(Information Opens)
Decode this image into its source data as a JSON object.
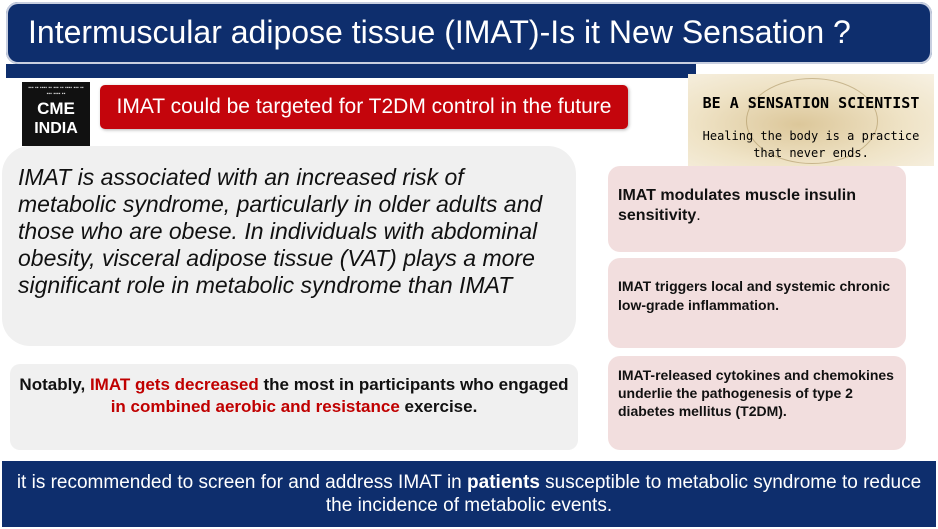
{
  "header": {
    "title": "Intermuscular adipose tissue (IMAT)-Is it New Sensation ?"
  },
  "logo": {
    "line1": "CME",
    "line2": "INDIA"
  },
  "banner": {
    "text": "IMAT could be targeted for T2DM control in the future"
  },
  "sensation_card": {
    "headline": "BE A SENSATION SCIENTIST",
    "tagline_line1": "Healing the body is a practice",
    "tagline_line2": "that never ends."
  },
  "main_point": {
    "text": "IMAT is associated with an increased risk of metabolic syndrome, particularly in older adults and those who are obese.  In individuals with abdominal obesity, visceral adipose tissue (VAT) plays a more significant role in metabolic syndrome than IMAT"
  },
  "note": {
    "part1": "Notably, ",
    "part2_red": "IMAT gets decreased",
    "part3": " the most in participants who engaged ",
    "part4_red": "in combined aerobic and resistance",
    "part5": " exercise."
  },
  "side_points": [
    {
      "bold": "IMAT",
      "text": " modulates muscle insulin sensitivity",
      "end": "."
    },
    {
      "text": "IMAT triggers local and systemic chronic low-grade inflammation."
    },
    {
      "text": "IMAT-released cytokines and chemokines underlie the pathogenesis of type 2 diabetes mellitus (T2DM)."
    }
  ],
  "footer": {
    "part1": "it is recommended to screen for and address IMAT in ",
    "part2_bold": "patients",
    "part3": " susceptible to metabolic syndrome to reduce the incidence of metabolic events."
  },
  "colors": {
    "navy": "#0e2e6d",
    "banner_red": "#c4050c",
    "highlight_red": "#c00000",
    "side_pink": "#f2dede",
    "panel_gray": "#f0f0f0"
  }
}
(Information Closes)
Task instructions. In the entries, find every line holding "adipose" and copy it.

Finished exercise.
    "title": "Intermuscular adipose tissue (IMAT)-Is it New Sensation ?"
    "text": "IMAT is associated with an increased risk of metabolic syndrome, particularly in older adults and those who are obese.  In individuals with abdominal obesity, visceral adipose tissue (VAT) plays a more significant role in metabolic syndrome than IMAT"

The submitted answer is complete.